*** RECORDS SUPPLIED
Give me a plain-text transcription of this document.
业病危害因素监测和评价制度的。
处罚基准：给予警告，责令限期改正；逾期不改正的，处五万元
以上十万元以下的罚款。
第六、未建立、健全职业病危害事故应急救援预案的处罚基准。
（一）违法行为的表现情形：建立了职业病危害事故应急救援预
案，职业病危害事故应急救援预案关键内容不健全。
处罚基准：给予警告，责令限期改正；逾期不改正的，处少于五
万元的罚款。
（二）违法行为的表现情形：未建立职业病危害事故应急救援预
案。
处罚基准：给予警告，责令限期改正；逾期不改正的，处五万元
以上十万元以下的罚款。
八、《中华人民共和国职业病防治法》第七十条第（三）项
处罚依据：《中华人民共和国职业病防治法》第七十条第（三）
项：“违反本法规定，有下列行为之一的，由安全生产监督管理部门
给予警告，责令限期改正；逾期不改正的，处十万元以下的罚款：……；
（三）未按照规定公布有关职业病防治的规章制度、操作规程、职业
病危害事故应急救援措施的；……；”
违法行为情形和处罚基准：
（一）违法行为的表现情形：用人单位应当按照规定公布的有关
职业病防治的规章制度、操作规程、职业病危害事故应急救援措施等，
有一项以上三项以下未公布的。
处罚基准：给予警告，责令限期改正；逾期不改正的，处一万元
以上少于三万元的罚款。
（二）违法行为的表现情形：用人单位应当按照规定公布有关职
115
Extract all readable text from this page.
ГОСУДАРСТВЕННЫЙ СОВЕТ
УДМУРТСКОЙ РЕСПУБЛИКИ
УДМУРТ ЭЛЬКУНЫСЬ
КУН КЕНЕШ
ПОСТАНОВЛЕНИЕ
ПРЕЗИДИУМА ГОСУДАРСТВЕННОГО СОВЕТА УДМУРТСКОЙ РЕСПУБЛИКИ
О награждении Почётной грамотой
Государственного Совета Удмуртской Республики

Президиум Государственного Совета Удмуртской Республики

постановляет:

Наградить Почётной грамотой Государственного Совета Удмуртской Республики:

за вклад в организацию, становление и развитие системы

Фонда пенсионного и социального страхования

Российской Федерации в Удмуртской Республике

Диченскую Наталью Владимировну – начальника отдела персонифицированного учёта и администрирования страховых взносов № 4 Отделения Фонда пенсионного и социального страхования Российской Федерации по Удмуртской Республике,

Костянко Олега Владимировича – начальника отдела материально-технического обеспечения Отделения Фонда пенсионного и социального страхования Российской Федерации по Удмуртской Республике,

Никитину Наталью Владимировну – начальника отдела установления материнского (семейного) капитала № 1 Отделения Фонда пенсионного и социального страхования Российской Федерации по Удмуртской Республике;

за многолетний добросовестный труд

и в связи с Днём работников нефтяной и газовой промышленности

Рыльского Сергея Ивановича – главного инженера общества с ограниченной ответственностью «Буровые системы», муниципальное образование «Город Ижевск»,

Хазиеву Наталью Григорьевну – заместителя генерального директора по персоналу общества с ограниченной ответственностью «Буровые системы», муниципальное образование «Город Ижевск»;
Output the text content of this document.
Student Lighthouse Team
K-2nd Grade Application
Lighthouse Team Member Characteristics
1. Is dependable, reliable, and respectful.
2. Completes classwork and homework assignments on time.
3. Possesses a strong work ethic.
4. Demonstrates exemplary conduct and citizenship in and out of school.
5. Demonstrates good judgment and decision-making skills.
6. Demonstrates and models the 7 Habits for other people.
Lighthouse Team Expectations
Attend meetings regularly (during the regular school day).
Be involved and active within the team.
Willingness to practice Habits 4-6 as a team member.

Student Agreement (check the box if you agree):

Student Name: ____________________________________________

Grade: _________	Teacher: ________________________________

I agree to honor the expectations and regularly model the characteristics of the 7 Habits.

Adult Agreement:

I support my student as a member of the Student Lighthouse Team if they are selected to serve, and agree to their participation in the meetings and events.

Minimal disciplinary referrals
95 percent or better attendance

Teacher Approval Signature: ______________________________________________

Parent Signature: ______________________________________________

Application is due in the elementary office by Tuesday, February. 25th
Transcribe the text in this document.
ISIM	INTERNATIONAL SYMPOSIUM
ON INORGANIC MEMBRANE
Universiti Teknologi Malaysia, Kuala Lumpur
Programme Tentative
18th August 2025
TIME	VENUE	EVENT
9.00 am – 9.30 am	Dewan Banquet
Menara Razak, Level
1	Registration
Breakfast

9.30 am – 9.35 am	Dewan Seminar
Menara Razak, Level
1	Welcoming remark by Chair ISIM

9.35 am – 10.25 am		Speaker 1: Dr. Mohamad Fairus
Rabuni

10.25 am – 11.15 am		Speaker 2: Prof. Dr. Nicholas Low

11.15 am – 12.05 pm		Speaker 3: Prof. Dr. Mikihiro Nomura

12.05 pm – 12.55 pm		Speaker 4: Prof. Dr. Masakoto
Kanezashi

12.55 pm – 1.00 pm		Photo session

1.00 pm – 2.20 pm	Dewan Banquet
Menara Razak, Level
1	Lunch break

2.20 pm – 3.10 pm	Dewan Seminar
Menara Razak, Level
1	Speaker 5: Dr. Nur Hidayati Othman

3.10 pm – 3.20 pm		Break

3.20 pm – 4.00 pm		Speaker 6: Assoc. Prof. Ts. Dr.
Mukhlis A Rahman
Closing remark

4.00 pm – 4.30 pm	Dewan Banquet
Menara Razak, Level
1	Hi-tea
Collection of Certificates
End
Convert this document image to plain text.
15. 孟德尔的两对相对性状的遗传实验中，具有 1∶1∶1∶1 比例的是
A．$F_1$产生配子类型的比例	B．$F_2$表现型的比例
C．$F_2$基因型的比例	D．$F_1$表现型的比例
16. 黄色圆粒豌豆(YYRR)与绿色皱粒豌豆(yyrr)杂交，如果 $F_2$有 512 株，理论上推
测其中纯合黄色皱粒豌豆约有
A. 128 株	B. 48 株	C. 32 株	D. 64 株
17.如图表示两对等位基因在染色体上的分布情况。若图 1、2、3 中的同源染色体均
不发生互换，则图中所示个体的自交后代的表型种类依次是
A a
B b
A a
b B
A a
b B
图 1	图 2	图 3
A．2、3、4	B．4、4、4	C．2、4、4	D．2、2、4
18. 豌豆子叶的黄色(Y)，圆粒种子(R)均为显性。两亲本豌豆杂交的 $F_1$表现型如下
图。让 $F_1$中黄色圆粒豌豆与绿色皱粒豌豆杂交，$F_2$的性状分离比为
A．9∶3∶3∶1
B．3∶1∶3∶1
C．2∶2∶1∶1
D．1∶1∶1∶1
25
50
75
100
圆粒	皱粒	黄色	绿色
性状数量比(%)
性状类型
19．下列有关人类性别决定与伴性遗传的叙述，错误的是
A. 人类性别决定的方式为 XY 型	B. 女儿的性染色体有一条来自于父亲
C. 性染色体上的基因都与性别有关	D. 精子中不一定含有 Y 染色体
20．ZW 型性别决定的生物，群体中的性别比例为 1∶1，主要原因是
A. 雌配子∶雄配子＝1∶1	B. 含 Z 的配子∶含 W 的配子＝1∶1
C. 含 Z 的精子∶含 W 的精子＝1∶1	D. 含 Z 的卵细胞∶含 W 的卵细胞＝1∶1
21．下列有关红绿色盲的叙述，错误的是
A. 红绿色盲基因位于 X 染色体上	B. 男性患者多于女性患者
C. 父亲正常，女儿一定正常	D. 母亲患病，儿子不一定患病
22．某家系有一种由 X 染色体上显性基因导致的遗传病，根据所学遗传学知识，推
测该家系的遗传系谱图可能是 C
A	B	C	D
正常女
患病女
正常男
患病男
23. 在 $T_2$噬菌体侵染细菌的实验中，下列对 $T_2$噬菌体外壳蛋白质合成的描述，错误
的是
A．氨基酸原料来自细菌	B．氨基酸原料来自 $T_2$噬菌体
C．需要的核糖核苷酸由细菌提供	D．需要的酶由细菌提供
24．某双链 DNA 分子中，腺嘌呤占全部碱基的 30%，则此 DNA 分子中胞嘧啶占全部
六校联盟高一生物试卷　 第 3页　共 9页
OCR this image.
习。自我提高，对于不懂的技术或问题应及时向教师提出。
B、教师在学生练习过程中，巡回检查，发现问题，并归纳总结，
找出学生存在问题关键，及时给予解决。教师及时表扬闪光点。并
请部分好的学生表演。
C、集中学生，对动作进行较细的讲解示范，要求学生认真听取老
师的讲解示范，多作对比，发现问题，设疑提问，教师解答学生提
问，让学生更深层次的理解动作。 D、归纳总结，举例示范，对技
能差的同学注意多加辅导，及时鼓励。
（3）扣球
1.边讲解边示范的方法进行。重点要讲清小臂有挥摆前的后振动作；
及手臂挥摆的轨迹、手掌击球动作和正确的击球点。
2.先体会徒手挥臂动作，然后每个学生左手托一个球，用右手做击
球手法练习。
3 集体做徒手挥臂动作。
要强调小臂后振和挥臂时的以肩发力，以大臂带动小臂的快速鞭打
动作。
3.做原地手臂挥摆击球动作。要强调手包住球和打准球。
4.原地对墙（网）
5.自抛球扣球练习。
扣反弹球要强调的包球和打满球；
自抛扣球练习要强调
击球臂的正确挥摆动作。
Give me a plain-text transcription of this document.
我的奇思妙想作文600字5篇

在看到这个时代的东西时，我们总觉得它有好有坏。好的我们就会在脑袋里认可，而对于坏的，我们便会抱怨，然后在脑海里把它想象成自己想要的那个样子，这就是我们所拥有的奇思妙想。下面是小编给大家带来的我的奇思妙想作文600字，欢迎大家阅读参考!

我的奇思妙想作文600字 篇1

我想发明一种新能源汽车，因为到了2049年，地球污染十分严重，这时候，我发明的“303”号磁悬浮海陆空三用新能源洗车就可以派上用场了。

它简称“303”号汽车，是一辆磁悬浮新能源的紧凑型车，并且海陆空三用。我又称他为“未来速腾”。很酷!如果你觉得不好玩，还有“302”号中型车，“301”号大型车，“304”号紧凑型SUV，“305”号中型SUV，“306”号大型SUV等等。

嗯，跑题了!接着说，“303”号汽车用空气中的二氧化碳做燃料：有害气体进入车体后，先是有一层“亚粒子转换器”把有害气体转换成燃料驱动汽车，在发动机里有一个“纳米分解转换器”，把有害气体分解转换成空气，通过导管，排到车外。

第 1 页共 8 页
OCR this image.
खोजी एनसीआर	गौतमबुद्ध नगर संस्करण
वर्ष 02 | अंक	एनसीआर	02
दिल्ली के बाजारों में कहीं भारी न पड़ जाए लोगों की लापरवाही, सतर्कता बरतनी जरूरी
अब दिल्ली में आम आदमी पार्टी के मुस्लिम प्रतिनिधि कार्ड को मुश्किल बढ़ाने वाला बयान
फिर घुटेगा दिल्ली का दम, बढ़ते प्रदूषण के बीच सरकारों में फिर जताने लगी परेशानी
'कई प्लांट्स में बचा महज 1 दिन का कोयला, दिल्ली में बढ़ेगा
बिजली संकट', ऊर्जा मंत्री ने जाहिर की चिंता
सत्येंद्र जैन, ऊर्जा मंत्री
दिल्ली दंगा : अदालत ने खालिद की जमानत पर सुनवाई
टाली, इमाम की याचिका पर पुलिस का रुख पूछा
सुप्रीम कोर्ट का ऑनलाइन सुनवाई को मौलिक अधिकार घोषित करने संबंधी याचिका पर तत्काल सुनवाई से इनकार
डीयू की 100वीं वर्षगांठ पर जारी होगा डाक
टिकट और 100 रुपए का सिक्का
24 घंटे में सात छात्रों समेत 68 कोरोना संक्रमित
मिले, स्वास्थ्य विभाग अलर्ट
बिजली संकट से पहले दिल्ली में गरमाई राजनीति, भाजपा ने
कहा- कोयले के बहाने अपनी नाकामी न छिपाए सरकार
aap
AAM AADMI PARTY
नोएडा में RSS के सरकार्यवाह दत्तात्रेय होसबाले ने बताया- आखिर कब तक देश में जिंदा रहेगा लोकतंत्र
******
**PROBLEM DETAILS:**
In the material above, show every line where the word "грамотой" turns up.

**COMPLETE ANSWER:**
О награждении Почётной грамотой
Наградить Почётной грамотой Государственного Совета Удмуртской Республики:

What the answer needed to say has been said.